-- Start of Data rows --

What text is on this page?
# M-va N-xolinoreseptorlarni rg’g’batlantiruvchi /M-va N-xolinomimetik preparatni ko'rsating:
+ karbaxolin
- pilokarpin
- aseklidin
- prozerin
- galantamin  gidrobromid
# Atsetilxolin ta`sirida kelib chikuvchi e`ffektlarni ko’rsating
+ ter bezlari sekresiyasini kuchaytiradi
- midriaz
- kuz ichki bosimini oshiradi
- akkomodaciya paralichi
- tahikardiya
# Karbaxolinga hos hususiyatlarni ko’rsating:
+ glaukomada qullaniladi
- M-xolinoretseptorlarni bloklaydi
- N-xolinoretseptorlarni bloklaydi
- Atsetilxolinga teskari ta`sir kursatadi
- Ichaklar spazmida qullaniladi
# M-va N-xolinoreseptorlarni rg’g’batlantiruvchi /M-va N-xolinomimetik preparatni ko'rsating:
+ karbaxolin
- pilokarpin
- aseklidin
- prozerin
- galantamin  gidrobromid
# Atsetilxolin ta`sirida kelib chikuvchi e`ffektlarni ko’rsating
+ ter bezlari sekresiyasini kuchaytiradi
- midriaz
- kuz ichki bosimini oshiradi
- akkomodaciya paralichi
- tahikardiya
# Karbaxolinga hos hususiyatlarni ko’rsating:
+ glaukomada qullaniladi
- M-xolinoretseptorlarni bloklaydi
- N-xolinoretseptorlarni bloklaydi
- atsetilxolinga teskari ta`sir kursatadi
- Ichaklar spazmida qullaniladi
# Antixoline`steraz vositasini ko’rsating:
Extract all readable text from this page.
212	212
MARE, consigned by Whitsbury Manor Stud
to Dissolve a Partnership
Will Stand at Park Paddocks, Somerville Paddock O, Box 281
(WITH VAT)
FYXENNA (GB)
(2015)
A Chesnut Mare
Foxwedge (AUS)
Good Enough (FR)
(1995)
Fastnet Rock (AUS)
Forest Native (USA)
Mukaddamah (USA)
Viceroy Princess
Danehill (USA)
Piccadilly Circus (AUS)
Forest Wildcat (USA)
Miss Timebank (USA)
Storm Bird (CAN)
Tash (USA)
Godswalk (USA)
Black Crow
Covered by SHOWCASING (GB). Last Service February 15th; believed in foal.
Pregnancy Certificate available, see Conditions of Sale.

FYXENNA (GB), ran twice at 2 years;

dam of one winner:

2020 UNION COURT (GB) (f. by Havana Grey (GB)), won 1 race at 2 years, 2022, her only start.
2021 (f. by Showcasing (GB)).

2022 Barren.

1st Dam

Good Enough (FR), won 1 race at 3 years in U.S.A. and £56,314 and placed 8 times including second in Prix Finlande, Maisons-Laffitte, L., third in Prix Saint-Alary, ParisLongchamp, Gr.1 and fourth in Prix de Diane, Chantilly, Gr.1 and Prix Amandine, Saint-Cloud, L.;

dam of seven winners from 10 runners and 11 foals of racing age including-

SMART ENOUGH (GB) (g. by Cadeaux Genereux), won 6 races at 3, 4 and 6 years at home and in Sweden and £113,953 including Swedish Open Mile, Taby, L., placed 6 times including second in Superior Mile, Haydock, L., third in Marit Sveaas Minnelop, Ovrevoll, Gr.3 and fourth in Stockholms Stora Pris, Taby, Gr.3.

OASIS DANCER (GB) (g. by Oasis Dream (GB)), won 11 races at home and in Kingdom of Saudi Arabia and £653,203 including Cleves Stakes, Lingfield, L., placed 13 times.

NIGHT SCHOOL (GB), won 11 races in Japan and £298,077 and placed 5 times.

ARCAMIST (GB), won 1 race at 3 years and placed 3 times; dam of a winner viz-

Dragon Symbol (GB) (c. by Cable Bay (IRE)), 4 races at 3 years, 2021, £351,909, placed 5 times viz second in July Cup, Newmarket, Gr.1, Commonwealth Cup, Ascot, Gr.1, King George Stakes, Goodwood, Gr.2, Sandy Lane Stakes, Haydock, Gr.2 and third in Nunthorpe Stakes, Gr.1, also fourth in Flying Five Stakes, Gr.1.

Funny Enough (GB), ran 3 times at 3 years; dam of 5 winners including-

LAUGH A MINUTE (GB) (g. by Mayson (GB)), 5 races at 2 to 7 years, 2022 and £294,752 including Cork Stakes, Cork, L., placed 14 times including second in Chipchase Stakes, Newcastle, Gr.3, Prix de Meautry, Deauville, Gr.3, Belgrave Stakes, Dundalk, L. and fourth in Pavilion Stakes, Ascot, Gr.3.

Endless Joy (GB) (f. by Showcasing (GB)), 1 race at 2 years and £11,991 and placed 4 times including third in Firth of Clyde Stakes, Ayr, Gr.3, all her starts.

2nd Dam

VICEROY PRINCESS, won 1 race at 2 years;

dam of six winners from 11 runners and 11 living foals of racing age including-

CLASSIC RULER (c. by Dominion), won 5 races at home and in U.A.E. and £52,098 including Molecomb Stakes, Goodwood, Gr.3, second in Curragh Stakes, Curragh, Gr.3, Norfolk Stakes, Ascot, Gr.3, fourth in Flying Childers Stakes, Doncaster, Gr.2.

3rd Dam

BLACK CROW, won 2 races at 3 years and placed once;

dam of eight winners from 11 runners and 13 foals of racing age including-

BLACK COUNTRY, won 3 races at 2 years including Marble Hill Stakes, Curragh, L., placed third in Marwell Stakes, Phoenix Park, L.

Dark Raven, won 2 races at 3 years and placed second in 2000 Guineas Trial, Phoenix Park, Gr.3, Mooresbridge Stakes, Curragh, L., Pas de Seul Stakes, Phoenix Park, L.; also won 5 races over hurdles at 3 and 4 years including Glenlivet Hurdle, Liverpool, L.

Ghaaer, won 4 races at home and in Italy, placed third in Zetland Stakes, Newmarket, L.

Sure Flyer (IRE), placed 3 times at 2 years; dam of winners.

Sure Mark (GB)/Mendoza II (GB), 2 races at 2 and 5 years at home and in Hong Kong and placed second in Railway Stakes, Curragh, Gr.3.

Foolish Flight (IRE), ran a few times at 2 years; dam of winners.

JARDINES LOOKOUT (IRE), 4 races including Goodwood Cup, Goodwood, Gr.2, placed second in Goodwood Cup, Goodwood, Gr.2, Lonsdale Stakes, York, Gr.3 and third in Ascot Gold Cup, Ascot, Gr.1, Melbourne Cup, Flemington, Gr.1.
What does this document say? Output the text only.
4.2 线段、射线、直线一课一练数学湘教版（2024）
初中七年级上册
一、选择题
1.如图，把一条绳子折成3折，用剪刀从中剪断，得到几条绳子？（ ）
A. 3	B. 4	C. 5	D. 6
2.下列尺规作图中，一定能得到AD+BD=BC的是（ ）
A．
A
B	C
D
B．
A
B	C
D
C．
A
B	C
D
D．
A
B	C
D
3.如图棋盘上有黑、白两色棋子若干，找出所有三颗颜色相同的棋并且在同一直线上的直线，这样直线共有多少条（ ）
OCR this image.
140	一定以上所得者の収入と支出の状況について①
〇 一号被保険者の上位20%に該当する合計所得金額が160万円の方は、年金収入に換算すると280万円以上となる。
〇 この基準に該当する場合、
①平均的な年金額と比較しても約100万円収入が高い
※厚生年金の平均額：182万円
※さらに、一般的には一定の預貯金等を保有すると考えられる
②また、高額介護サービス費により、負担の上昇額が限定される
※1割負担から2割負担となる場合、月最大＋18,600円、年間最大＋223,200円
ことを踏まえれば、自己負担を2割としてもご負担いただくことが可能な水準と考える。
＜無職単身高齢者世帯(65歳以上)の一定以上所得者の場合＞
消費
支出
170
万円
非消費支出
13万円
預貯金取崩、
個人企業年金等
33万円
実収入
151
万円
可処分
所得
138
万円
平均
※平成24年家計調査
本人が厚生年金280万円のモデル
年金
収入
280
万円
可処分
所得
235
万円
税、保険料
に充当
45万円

-- End of Data rows --

#### The exercise
Return every entry exactly as given.

#### Task result
What text is on this page?
# M-va N-xolinoreseptorlarni rg’g’batlantiruvchi /M-va N-xolinomimetik preparatni ko'rsating:
+ karbaxolin
- pilokarpin
- aseklidin
- prozerin
- galantamin  gidrobromid
# Atsetilxolin ta`sirida kelib chikuvchi e`ffektlarni ko’rsating
+ ter bezlari sekresiyasini kuchaytiradi
- midriaz
- kuz ichki bosimini oshiradi
- akkomodaciya paralichi
- tahikardiya
# Karbaxolinga hos hususiyatlarni ko’rsating:
+ glaukomada qullaniladi
- M-xolinoretseptorlarni bloklaydi
- N-xolinoretseptorlarni bloklaydi
- Atsetilxolinga teskari ta`sir kursatadi
- Ichaklar spazmida qullaniladi
# M-va N-xolinoreseptorlarni rg’g’batlantiruvchi /M-va N-xolinomimetik preparatni ko'rsating:
+ karbaxolin
- pilokarpin
- aseklidin
- prozerin
- galantamin  gidrobromid
# Atsetilxolin ta`sirida kelib chikuvchi e`ffektlarni ko’rsating
+ ter bezlari sekresiyasini kuchaytiradi
- midriaz
- kuz ichki bosimini oshiradi
- akkomodaciya paralichi
- tahikardiya
# Karbaxolinga hos hususiyatlarni ko’rsating:
+ glaukomada qullaniladi
- M-xolinoretseptorlarni bloklaydi
- N-xolinoretseptorlarni bloklaydi
- atsetilxolinga teskari ta`sir kursatadi
- Ichaklar spazmida qullaniladi
# Antixoline`steraz vositasini ko’rsating:
Extract all readable text from this page.
212	212
MARE, consigned by Whitsbury Manor Stud
to Dissolve a Partnership
Will Stand at Park Paddocks, Somerville Paddock O, Box 281
(WITH VAT)
FYXENNA (GB)
(2015)
A Chesnut Mare
Foxwedge (AUS)
Good Enough (FR)
(1995)
Fastnet Rock (AUS)
Forest Native (USA)
Mukaddamah (USA)
Viceroy Princess
Danehill (USA)
Piccadilly Circus (AUS)
Forest Wildcat (USA)
Miss Timebank (USA)
Storm Bird (CAN)
Tash (USA)
Godswalk (USA)
Black Crow
Covered by SHOWCASING (GB). Last Service February 15th; believed in foal.
Pregnancy Certificate available, see Conditions of Sale.

FYXENNA (GB), ran twice at 2 years;

dam of one winner:

2020 UNION COURT (GB) (f. by Havana Grey (GB)), won 1 race at 2 years, 2022, her only start.
2021 (f. by Showcasing (GB)).

2022 Barren.

1st Dam

Good Enough (FR), won 1 race at 3 years in U.S.A. and £56,314 and placed 8 times including second in Prix Finlande, Maisons-Laffitte, L., third in Prix Saint-Alary, ParisLongchamp, Gr.1 and fourth in Prix de Diane, Chantilly, Gr.1 and Prix Amandine, Saint-Cloud, L.;

dam of seven winners from 10 runners and 11 foals of racing age including-

SMART ENOUGH (GB) (g. by Cadeaux Genereux), won 6 races at 3, 4 and 6 years at home and in Sweden and £113,953 including Swedish Open Mile, Taby, L., placed 6 times including second in Superior Mile, Haydock, L., third in Marit Sveaas Minnelop, Ovrevoll, Gr.3 and fourth in Stockholms Stora Pris, Taby, Gr.3.

OASIS DANCER (GB) (g. by Oasis Dream (GB)), won 11 races at home and in Kingdom of Saudi Arabia and £653,203 including Cleves Stakes, Lingfield, L., placed 13 times.

NIGHT SCHOOL (GB), won 11 races in Japan and £298,077 and placed 5 times.

ARCAMIST (GB), won 1 race at 3 years and placed 3 times; dam of a winner viz-

Dragon Symbol (GB) (c. by Cable Bay (IRE)), 4 races at 3 years, 2021, £351,909, placed 5 times viz second in July Cup, Newmarket, Gr.1, Commonwealth Cup, Ascot, Gr.1, King George Stakes, Goodwood, Gr.2, Sandy Lane Stakes, Haydock, Gr.2 and third in Nunthorpe Stakes, Gr.1, also fourth in Flying Five Stakes, Gr.1.

Funny Enough (GB), ran 3 times at 3 years; dam of 5 winners including-

LAUGH A MINUTE (GB) (g. by Mayson (GB)), 5 races at 2 to 7 years, 2022 and £294,752 including Cork Stakes, Cork, L., placed 14 times including second in Chipchase Stakes, Newcastle, Gr.3, Prix de Meautry, Deauville, Gr.3, Belgrave Stakes, Dundalk, L. and fourth in Pavilion Stakes, Ascot, Gr.3.

Endless Joy (GB) (f. by Showcasing (GB)), 1 race at 2 years and £11,991 and placed 4 times including third in Firth of Clyde Stakes, Ayr, Gr.3, all her starts.

2nd Dam

VICEROY PRINCESS, won 1 race at 2 years;

dam of six winners from 11 runners and 11 living foals of racing age including-

CLASSIC RULER (c. by Dominion), won 5 races at home and in U.A.E. and £52,098 including Molecomb Stakes, Goodwood, Gr.3, second in Curragh Stakes, Curragh, Gr.3, Norfolk Stakes, Ascot, Gr.3, fourth in Flying Childers Stakes, Doncaster, Gr.2.

3rd Dam

BLACK CROW, won 2 races at 3 years and placed once;

dam of eight winners from 11 runners and 13 foals of racing age including-

BLACK COUNTRY, won 3 races at 2 years including Marble Hill Stakes, Curragh, L., placed third in Marwell Stakes, Phoenix Park, L.

Dark Raven, won 2 races at 3 years and placed second in 2000 Guineas Trial, Phoenix Park, Gr.3, Mooresbridge Stakes, Curragh, L., Pas de Seul Stakes, Phoenix Park, L.; also won 5 races over hurdles at 3 and 4 years including Glenlivet Hurdle, Liverpool, L.

Ghaaer, won 4 races at home and in Italy, placed third in Zetland Stakes, Newmarket, L.

Sure Flyer (IRE), placed 3 times at 2 years; dam of winners.

Sure Mark (GB)/Mendoza II (GB), 2 races at 2 and 5 years at home and in Hong Kong and placed second in Railway Stakes, Curragh, Gr.3.

Foolish Flight (IRE), ran a few times at 2 years; dam of winners.

JARDINES LOOKOUT (IRE), 4 races including Goodwood Cup, Goodwood, Gr.2, placed second in Goodwood Cup, Goodwood, Gr.2, Lonsdale Stakes, York, Gr.3 and third in Ascot Gold Cup, Ascot, Gr.1, Melbourne Cup, Flemington, Gr.1.
What does this document say? Output the text only.
4.2 线段、射线、直线一课一练数学湘教版（2024）
初中七年级上册
一、选择题
1.如图，把一条绳子折成3折，用剪刀从中剪断，得到几条绳子？（ ）
A. 3	B. 4	C. 5	D. 6
2.下列尺规作图中，一定能得到AD+BD=BC的是（ ）
A．
A
B	C
D
B．
A
B	C
D
C．
A
B	C
D
D．
A
B	C
D
3.如图棋盘上有黑、白两色棋子若干，找出所有三颗颜色相同的棋并且在同一直线上的直线，这样直线共有多少条（ ）
OCR this image.
140	一定以上所得者の収入と支出の状況について①
〇 一号被保険者の上位20%に該当する合計所得金額が160万円の方は、年金収入に換算すると280万円以上となる。
〇 この基準に該当する場合、
①平均的な年金額と比較しても約100万円収入が高い
※厚生年金の平均額：182万円
※さらに、一般的には一定の預貯金等を保有すると考えられる
②また、高額介護サービス費により、負担の上昇額が限定される
※1割負担から2割負担となる場合、月最大＋18,600円、年間最大＋223,200円
ことを踏まえれば、自己負担を2割としてもご負担いただくことが可能な水準と考える。
＜無職単身高齢者世帯(65歳以上)の一定以上所得者の場合＞
消費
支出
170
万円
非消費支出
13万円
預貯金取崩、
個人企業年金等
33万円
実収入
151
万円
可処分
所得
138
万円
平均
※平成24年家計調査
本人が厚生年金280万円のモデル
年金
収入
280
万円
可処分
所得
235
万円
税、保険料
に充当
45万円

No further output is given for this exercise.